→ **What to do**
Check each line of the material below, and copy it if it holds the string "Firm".

◇ ◇ ◇

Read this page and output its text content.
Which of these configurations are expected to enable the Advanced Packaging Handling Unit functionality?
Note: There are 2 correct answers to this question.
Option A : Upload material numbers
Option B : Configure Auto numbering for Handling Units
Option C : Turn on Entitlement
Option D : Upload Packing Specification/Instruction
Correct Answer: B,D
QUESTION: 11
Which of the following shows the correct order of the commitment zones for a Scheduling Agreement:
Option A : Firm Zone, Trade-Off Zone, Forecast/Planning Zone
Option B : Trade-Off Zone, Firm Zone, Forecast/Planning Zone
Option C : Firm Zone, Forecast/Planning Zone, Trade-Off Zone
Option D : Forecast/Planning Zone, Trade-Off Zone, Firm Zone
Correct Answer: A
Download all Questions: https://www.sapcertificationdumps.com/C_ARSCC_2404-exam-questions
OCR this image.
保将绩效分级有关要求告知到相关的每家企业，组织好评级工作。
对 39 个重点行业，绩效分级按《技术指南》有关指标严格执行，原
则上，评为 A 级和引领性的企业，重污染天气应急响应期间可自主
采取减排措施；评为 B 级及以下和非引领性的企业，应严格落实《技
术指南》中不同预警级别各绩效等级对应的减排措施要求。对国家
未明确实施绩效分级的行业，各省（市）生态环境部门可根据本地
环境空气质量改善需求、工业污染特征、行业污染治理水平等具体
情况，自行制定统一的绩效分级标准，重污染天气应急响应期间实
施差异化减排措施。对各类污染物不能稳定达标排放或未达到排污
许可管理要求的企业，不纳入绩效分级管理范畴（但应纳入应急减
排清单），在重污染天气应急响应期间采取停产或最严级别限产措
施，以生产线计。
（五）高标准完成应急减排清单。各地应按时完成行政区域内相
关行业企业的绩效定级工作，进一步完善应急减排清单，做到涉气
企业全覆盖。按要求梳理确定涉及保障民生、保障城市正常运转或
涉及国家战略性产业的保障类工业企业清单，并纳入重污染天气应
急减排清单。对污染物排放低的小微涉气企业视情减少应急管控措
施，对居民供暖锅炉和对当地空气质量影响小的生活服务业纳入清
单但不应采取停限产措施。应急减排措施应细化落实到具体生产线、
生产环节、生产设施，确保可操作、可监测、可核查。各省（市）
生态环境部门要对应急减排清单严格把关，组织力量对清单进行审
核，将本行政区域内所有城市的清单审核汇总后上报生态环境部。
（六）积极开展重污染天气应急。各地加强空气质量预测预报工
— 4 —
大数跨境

◇ ◇ ◇

→ **Right answer**
Option A : Firm Zone, Trade-Off Zone, Forecast/Planning Zone
Option B : Trade-Off Zone, Firm Zone, Forecast/Planning Zone
Option C : Firm Zone, Forecast/Planning Zone, Trade-Off Zone
Option D : Forecast/Planning Zone, Trade-Off Zone, Firm Zone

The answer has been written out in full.